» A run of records
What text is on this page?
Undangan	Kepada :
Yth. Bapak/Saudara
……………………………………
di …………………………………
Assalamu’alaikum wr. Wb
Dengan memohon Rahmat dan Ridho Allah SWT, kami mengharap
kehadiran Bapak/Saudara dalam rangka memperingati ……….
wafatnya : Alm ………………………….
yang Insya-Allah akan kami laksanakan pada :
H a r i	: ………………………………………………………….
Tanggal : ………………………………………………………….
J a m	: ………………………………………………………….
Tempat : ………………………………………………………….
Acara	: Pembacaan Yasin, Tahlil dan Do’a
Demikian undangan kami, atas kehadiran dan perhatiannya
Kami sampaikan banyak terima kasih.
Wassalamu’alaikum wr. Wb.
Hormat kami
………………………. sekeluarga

--

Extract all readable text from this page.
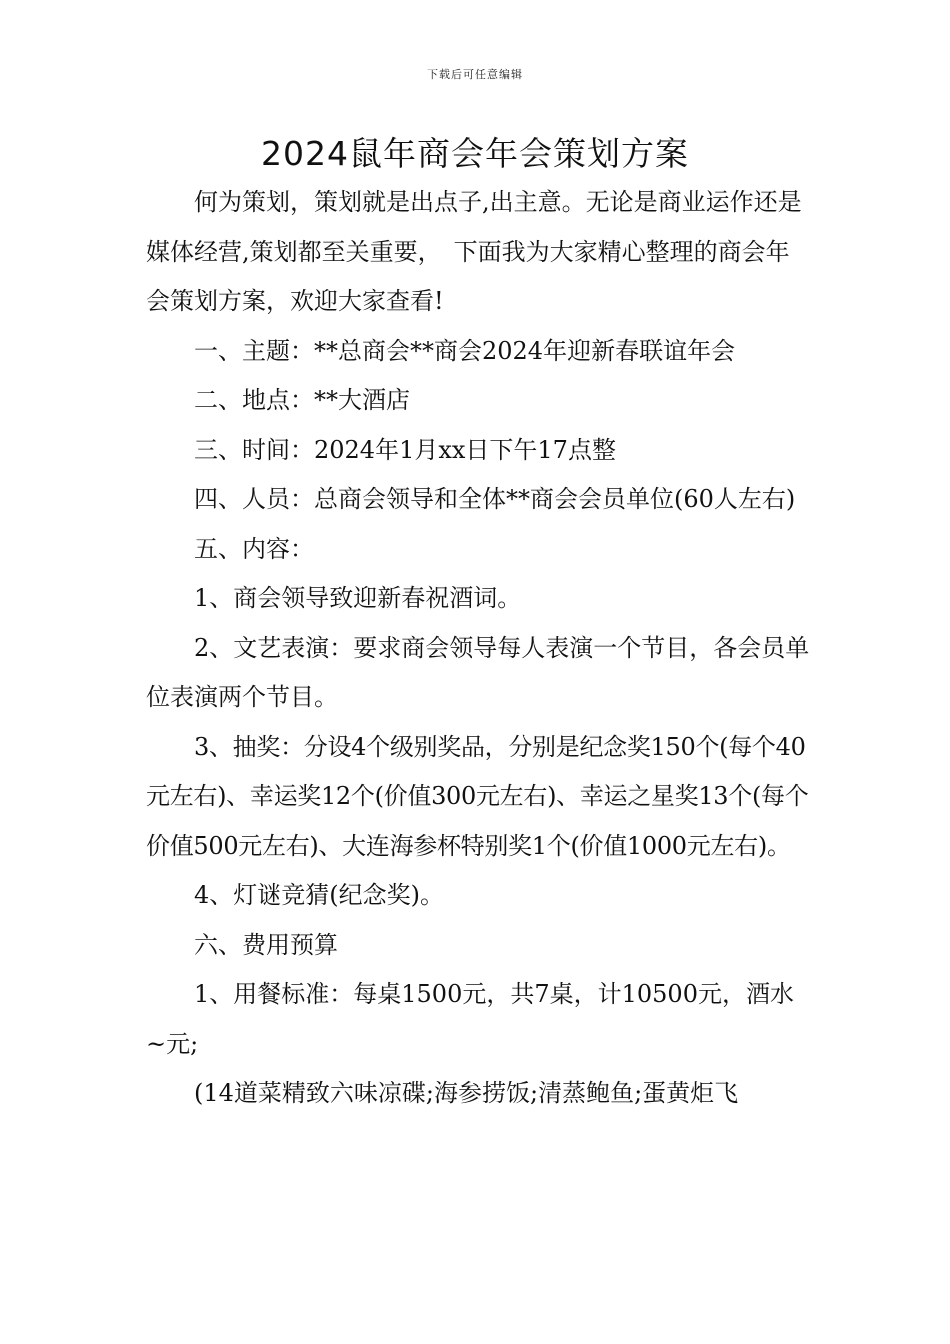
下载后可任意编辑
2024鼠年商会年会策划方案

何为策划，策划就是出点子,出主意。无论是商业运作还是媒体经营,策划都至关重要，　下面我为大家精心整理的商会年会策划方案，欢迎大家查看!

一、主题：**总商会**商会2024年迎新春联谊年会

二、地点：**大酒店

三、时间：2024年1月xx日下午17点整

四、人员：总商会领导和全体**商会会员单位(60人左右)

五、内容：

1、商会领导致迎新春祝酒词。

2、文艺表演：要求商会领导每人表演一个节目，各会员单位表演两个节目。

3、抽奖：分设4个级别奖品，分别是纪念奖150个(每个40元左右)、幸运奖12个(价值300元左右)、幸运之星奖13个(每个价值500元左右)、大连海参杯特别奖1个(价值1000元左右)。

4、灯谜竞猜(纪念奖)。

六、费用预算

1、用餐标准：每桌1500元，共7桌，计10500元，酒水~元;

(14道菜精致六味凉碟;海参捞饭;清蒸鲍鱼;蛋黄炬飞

--

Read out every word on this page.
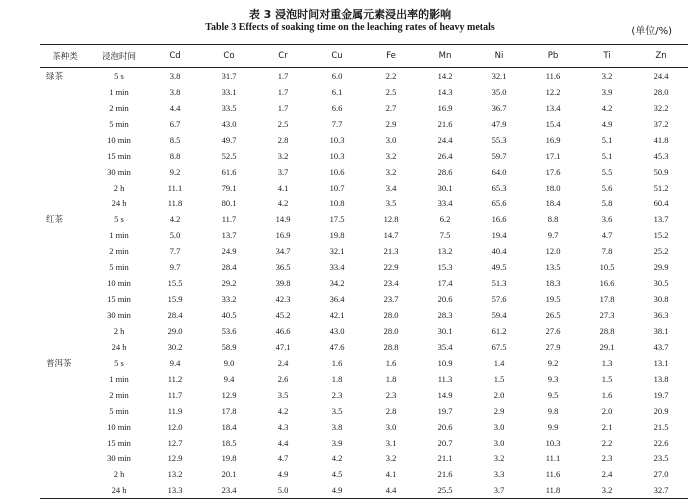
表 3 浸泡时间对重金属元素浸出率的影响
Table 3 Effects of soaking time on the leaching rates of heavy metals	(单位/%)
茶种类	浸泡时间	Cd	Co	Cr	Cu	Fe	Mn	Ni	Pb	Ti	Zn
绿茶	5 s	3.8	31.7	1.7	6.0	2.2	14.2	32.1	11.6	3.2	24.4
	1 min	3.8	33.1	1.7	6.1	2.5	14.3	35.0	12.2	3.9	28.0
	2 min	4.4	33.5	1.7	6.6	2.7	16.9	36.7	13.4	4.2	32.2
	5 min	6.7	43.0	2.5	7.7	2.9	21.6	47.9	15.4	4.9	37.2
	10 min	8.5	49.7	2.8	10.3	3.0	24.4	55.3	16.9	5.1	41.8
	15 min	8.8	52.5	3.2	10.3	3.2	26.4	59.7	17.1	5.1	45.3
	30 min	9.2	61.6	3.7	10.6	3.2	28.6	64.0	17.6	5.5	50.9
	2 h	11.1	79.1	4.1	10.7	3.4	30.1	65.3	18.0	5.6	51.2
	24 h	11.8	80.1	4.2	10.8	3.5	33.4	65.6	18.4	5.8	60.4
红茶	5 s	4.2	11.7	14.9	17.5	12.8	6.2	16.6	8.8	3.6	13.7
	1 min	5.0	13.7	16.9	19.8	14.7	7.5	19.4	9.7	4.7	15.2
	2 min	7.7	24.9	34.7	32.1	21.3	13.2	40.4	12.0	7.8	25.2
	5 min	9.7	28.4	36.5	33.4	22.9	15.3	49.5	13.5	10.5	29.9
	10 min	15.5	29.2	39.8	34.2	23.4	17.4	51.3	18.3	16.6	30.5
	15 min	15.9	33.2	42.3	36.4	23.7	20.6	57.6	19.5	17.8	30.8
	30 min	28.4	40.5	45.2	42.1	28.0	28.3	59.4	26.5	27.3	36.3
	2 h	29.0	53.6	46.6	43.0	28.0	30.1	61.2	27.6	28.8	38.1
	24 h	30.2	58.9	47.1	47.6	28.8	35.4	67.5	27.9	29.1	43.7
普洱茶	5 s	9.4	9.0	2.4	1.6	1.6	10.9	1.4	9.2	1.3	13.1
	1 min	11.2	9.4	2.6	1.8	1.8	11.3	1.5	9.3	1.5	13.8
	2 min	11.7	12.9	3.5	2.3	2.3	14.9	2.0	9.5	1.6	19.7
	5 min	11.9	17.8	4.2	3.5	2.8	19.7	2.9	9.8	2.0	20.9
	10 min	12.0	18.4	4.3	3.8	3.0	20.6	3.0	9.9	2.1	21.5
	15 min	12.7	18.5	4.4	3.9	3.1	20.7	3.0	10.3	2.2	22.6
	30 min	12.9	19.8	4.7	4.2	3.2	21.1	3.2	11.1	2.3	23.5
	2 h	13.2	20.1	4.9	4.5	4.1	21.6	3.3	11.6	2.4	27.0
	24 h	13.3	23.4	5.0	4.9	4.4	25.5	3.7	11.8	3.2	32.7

» WHAT YOU ARE ASKED TO DO
From the entries above, collect every line with the string "Allah" in it.

» EXERCISE RESPONSE
Dengan memohon Rahmat dan Ridho Allah SWT, kami mengharap
yang Insya-Allah akan kami laksanakan pada :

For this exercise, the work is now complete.